[Openswan Users] Established Tunnel Not Passing Traffic

Dave Ariens dave at ariens.ca
Thu Jun 27 18:04:39 UTC 2013


So far so good.  After applying the rekeys=yes to the connections, I
restarted (systemctl restart openswan) yet the problem seemed to recur
twice.  I then performed an ipsec auto --delete vps1/2 respectively, then
an add, then a restart--and it's been fine since.  Looking into the systemd
scripts, it looks like a restart is a stop then a start (ipsec _realsetup
then stop ipsec _realsetup start).

Could there be any artifacts of the previously established tunnel around
_somehow_?   There's lots I don't understand about IPsec but can you
enlighten me about what's going on?


On Thu, Jun 27, 2013 at 11:35 AM, <dave at ariens.ca> wrote:

> I will give that a shot. When I read up on it I understood that it was
> defaulted to 'yes'.
>
> Thanks
>
> www.ariens.ca
>   *From: *Giovanni Carbone
> *Sent: *Thursday, June 27, 2013 11:20 AM
> *To: *Dave Ariens; users at lists.openswan.org
> *Subject: *RE: [Openswan Users] Established Tunnel Not Passing Traffic
>
>  Try adding “rekey=yes” in the conn(s).

_Exercise objective_:
In the Openswan thread, please name the command Dave Ariens ran to restart after applying the rekey change. This data comes from another source.

Document understanding data:
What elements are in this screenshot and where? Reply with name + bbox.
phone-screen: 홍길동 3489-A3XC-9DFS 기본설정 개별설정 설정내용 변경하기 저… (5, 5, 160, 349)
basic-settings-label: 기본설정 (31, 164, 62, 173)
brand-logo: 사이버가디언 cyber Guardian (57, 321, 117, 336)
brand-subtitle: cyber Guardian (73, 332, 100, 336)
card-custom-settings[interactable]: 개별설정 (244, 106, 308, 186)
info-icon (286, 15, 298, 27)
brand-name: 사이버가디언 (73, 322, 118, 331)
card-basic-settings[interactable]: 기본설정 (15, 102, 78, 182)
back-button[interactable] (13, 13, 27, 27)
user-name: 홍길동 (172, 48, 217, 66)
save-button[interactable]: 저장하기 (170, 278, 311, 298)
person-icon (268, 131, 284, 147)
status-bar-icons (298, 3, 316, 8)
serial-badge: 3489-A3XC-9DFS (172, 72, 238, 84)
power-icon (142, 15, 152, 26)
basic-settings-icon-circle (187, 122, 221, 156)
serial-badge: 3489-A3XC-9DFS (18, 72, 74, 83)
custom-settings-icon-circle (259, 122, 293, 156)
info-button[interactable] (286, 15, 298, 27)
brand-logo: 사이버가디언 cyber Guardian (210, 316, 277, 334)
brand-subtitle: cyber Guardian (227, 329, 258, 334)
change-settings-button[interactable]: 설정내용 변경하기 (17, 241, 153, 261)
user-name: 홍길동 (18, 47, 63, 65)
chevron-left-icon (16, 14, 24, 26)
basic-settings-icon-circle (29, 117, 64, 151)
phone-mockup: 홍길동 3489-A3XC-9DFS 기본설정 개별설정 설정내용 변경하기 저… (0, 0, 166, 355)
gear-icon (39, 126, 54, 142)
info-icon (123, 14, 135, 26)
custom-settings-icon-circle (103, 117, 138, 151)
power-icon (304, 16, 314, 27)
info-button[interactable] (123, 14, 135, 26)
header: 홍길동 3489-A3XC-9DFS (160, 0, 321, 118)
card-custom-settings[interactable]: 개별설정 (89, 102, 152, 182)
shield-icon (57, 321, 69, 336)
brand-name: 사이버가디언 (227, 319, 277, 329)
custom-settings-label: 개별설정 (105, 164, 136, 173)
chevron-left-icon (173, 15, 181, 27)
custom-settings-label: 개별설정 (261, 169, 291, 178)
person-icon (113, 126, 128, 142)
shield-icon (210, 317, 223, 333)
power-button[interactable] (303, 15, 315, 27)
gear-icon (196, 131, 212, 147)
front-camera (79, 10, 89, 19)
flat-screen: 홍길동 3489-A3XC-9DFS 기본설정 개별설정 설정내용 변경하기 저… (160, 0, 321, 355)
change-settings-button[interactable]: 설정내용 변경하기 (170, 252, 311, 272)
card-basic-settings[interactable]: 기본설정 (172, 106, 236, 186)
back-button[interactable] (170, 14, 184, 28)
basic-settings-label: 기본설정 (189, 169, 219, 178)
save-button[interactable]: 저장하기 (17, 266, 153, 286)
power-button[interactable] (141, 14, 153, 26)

_Written reply_:
systemctl restart openswan